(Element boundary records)
** Start **

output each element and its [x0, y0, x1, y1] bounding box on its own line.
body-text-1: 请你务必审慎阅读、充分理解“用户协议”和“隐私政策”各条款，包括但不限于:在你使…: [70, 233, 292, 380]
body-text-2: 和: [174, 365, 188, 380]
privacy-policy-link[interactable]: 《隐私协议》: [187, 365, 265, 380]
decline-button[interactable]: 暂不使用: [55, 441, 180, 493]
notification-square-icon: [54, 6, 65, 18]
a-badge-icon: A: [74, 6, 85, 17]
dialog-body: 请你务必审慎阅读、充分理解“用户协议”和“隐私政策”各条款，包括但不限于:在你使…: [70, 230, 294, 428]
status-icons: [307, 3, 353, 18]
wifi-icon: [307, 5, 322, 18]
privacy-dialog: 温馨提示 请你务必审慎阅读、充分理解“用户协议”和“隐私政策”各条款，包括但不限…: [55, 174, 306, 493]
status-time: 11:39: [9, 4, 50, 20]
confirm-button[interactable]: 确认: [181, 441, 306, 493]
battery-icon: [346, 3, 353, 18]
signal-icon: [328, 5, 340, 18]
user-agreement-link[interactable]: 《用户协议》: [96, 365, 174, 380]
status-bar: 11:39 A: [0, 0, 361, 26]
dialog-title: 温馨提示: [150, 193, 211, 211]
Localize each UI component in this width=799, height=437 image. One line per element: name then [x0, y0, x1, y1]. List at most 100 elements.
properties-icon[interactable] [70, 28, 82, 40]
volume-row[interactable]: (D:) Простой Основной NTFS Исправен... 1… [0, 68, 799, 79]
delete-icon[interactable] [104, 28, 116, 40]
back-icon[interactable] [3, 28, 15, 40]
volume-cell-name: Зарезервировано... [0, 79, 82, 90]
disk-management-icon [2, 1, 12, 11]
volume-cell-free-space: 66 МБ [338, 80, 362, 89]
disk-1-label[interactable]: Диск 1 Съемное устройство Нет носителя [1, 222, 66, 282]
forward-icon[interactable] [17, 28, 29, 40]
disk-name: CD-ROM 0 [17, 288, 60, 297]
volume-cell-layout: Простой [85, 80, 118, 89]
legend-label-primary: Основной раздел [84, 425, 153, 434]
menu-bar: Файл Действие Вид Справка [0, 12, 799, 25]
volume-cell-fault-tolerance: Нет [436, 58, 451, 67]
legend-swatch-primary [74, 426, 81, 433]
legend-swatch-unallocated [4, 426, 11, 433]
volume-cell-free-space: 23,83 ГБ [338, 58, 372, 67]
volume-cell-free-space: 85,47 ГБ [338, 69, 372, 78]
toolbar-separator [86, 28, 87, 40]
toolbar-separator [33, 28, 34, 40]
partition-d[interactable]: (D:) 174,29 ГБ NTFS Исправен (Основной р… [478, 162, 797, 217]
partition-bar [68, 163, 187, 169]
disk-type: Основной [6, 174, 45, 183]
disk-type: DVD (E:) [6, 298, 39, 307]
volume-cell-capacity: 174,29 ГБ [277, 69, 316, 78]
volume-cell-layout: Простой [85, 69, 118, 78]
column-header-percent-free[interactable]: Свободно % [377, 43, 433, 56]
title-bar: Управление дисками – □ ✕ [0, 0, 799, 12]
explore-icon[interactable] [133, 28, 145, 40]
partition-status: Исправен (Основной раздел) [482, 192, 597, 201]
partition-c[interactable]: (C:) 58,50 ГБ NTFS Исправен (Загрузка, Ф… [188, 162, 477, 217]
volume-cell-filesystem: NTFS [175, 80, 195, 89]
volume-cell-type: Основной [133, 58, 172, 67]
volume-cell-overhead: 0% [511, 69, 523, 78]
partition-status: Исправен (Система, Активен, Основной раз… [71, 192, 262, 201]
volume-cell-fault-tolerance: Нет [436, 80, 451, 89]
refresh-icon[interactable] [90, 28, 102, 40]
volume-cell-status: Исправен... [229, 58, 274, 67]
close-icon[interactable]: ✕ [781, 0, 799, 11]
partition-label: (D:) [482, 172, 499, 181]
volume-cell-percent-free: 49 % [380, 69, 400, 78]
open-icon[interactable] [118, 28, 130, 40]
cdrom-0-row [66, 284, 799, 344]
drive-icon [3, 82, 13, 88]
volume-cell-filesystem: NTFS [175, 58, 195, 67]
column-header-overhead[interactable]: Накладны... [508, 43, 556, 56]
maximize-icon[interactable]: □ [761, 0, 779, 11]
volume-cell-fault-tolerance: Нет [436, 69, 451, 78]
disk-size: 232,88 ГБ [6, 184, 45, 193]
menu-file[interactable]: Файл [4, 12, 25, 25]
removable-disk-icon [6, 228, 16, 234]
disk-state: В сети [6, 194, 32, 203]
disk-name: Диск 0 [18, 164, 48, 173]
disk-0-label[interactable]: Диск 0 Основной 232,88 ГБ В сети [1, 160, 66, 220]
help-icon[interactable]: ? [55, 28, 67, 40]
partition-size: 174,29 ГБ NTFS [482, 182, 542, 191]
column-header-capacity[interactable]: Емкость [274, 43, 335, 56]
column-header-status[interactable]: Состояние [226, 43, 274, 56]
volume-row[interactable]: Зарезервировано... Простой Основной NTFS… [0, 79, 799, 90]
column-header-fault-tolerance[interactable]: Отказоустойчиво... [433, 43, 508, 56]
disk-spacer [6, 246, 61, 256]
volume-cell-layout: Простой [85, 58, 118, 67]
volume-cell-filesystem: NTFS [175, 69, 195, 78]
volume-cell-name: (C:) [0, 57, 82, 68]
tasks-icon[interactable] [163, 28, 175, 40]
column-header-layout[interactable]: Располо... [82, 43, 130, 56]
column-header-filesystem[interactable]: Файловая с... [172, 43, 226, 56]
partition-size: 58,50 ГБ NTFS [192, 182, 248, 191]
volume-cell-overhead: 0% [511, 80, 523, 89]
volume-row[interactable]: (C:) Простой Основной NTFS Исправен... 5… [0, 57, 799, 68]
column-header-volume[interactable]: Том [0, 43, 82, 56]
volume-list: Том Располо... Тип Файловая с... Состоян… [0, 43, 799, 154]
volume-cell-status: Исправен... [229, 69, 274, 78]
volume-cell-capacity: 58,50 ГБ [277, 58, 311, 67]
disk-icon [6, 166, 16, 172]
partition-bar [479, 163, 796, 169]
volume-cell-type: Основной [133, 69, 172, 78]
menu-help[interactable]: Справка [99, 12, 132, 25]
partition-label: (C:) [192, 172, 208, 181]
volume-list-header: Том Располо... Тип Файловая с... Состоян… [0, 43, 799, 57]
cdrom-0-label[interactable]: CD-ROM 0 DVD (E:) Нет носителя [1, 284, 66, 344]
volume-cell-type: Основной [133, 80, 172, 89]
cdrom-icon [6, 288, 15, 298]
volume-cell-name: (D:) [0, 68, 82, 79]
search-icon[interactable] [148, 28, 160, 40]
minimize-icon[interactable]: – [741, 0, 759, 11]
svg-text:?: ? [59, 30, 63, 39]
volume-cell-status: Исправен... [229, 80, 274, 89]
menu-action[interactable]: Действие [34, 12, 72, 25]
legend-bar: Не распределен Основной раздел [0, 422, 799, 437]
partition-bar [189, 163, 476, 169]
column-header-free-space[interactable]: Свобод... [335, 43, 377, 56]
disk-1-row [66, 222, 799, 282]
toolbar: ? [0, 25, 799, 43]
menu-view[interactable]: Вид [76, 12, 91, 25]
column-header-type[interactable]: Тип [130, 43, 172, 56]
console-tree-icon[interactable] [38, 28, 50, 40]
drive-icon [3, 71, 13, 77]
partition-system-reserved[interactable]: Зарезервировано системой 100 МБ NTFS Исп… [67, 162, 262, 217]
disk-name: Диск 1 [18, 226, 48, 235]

** End **

*Task details*
Copy the stretch of material from its start through the line containing "disk-type: Основной [6, 174, 45, 183]", without changing a single character.

*The reply*
output each element and its [x0, y0, x1, y1] bounding box on its own line.
body-text-1: 请你务必审慎阅读、充分理解“用户协议”和“隐私政策”各条款，包括但不限于:在你使…: [70, 233, 292, 380]
body-text-2: 和: [174, 365, 188, 380]
privacy-policy-link[interactable]: 《隐私协议》: [187, 365, 265, 380]
decline-button[interactable]: 暂不使用: [55, 441, 180, 493]
notification-square-icon: [54, 6, 65, 18]
a-badge-icon: A: [74, 6, 85, 17]
dialog-body: 请你务必审慎阅读、充分理解“用户协议”和“隐私政策”各条款，包括但不限于:在你使…: [70, 230, 294, 428]
status-icons: [307, 3, 353, 18]
wifi-icon: [307, 5, 322, 18]
privacy-dialog: 温馨提示 请你务必审慎阅读、充分理解“用户协议”和“隐私政策”各条款，包括但不限…: [55, 174, 306, 493]
status-time: 11:39: [9, 4, 50, 20]
confirm-button[interactable]: 确认: [181, 441, 306, 493]
battery-icon: [346, 3, 353, 18]
signal-icon: [328, 5, 340, 18]
user-agreement-link[interactable]: 《用户协议》: [96, 365, 174, 380]
status-bar: 11:39 A: [0, 0, 361, 26]
dialog-title: 温馨提示: [150, 193, 211, 211]
Localize each UI component in this width=799, height=437 image. One line per element: name then [x0, y0, x1, y1]. List at most 100 elements.
properties-icon[interactable] [70, 28, 82, 40]
volume-row[interactable]: (D:) Простой Основной NTFS Исправен... 1… [0, 68, 799, 79]
delete-icon[interactable] [104, 28, 116, 40]
back-icon[interactable] [3, 28, 15, 40]
volume-cell-name: Зарезервировано... [0, 79, 82, 90]
disk-management-icon [2, 1, 12, 11]
volume-cell-free-space: 66 МБ [338, 80, 362, 89]
disk-1-label[interactable]: Диск 1 Съемное устройство Нет носителя [1, 222, 66, 282]
forward-icon[interactable] [17, 28, 29, 40]
disk-name: CD-ROM 0 [17, 288, 60, 297]
volume-cell-layout: Простой [85, 80, 118, 89]
legend-label-primary: Основной раздел [84, 425, 153, 434]
menu-bar: Файл Действие Вид Справка [0, 12, 799, 25]
volume-cell-fault-tolerance: Нет [436, 58, 451, 67]
legend-swatch-primary [74, 426, 81, 433]
legend-swatch-unallocated [4, 426, 11, 433]
volume-cell-free-space: 23,83 ГБ [338, 58, 372, 67]
volume-cell-free-space: 85,47 ГБ [338, 69, 372, 78]
toolbar-separator [86, 28, 87, 40]
toolbar-separator [33, 28, 34, 40]
partition-d[interactable]: (D:) 174,29 ГБ NTFS Исправен (Основной р… [478, 162, 797, 217]
partition-bar [68, 163, 187, 169]
disk-type: Основной [6, 174, 45, 183]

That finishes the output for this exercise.